+++ AVAILABLE RECORDS +++

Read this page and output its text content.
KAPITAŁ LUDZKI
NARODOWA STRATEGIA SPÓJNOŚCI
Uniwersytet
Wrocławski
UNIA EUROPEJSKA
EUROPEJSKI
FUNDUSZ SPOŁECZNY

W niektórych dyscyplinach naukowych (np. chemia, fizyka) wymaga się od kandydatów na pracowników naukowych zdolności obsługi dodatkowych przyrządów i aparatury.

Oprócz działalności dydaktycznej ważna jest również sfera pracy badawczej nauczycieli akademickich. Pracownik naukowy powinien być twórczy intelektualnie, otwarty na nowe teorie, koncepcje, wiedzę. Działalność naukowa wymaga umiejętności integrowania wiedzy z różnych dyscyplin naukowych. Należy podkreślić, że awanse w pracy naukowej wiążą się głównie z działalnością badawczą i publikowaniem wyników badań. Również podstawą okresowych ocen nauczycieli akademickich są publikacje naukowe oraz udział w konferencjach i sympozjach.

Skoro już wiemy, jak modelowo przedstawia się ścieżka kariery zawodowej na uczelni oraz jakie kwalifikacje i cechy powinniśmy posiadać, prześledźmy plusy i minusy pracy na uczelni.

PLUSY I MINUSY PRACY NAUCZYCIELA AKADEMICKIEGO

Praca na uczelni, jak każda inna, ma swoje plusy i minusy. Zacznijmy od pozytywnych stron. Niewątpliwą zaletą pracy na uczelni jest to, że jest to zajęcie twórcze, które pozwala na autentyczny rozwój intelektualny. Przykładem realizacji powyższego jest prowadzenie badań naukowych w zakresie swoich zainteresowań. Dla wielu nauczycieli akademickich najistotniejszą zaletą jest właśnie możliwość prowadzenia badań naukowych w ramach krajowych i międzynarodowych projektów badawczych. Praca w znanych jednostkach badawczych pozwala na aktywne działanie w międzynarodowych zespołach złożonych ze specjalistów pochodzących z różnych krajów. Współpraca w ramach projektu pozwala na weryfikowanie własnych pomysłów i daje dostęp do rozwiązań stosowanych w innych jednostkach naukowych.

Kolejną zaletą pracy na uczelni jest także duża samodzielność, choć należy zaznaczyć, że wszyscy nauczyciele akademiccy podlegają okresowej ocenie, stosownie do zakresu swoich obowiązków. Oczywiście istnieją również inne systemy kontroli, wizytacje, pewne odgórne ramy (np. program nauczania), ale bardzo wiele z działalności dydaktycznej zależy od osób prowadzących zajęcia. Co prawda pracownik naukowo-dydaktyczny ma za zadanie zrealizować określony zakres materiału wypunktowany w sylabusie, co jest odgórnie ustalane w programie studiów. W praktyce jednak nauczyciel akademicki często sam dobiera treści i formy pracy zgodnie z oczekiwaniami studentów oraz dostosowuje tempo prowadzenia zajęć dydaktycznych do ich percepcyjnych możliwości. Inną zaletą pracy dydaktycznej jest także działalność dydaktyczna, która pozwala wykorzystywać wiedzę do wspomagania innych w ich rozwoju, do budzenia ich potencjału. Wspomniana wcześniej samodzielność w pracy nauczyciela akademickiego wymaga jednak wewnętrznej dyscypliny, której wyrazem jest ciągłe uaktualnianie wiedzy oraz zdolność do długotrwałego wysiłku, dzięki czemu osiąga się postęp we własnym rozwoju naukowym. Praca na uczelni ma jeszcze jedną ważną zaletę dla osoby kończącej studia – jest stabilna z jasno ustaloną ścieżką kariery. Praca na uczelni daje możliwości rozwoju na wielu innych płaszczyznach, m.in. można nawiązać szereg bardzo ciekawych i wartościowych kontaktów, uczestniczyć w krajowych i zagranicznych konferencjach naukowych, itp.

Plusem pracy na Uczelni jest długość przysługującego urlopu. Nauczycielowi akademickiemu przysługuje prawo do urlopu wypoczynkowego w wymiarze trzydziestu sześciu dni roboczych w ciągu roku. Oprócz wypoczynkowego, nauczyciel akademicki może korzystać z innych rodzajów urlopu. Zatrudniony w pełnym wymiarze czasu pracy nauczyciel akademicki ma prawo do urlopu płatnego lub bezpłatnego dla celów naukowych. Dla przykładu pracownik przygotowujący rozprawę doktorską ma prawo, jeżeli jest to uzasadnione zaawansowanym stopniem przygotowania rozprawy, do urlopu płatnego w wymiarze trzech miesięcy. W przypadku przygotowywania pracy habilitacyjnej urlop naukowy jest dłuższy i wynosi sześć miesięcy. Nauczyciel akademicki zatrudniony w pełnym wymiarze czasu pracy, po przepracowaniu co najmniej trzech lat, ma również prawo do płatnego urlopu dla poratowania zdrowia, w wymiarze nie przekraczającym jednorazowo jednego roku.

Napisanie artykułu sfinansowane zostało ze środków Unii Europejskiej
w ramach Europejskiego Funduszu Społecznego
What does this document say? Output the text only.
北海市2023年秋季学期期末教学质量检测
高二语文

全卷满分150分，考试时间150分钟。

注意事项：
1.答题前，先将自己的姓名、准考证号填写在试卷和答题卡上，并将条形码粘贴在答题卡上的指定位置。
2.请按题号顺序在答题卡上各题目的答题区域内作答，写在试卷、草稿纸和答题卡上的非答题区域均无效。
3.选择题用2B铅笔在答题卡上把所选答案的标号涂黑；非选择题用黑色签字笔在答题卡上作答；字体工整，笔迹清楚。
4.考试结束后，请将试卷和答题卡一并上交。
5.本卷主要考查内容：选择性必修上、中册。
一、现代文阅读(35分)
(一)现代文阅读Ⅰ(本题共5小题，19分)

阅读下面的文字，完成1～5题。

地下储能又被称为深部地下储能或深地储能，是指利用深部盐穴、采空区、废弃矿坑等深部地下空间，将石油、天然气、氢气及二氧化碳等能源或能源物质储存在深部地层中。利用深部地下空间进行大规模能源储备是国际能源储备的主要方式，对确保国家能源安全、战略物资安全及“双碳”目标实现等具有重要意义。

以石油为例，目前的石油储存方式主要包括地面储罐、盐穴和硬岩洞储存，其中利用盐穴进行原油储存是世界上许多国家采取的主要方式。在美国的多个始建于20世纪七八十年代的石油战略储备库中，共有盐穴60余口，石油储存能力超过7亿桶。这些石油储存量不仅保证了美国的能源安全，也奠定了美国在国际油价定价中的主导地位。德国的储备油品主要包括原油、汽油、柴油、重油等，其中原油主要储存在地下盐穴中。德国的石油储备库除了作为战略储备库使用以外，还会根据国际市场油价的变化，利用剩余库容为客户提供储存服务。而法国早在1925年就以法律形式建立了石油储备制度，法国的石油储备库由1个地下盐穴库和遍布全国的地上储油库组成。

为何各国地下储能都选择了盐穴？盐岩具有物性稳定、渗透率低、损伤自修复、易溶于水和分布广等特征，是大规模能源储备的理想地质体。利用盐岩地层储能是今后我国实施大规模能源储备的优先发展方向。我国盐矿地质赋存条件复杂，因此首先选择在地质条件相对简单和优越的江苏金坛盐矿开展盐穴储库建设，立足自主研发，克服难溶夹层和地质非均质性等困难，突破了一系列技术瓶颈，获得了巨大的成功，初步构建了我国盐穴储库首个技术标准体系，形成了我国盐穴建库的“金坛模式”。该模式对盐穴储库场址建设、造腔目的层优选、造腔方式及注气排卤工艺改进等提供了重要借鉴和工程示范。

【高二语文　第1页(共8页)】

+++

Transcribe, word for word, every line from the one containing "What does this" through the final line of the entries, and nothing else.

## RESULT OF THIS EXERCISE
What does this document say? Output the text only.
北海市2023年秋季学期期末教学质量检测
高二语文

全卷满分150分，考试时间150分钟。

注意事项：
1.答题前，先将自己的姓名、准考证号填写在试卷和答题卡上，并将条形码粘贴在答题卡上的指定位置。
2.请按题号顺序在答题卡上各题目的答题区域内作答，写在试卷、草稿纸和答题卡上的非答题区域均无效。
3.选择题用2B铅笔在答题卡上把所选答案的标号涂黑；非选择题用黑色签字笔在答题卡上作答；字体工整，笔迹清楚。
4.考试结束后，请将试卷和答题卡一并上交。
5.本卷主要考查内容：选择性必修上、中册。
一、现代文阅读(35分)
(一)现代文阅读Ⅰ(本题共5小题，19分)

阅读下面的文字，完成1～5题。

地下储能又被称为深部地下储能或深地储能，是指利用深部盐穴、采空区、废弃矿坑等深部地下空间，将石油、天然气、氢气及二氧化碳等能源或能源物质储存在深部地层中。利用深部地下空间进行大规模能源储备是国际能源储备的主要方式，对确保国家能源安全、战略物资安全及“双碳”目标实现等具有重要意义。

以石油为例，目前的石油储存方式主要包括地面储罐、盐穴和硬岩洞储存，其中利用盐穴进行原油储存是世界上许多国家采取的主要方式。在美国的多个始建于20世纪七八十年代的石油战略储备库中，共有盐穴60余口，石油储存能力超过7亿桶。这些石油储存量不仅保证了美国的能源安全，也奠定了美国在国际油价定价中的主导地位。德国的储备油品主要包括原油、汽油、柴油、重油等，其中原油主要储存在地下盐穴中。德国的石油储备库除了作为战略储备库使用以外，还会根据国际市场油价的变化，利用剩余库容为客户提供储存服务。而法国早在1925年就以法律形式建立了石油储备制度，法国的石油储备库由1个地下盐穴库和遍布全国的地上储油库组成。

为何各国地下储能都选择了盐穴？盐岩具有物性稳定、渗透率低、损伤自修复、易溶于水和分布广等特征，是大规模能源储备的理想地质体。利用盐岩地层储能是今后我国实施大规模能源储备的优先发展方向。我国盐矿地质赋存条件复杂，因此首先选择在地质条件相对简单和优越的江苏金坛盐矿开展盐穴储库建设，立足自主研发，克服难溶夹层和地质非均质性等困难，突破了一系列技术瓶颈，获得了巨大的成功，初步构建了我国盐穴储库首个技术标准体系，形成了我国盐穴建库的“金坛模式”。该模式对盐穴储库场址建设、造腔目的层优选、造腔方式及注气排卤工艺改进等提供了重要借鉴和工程示范。

【高二语文　第1页(共8页)】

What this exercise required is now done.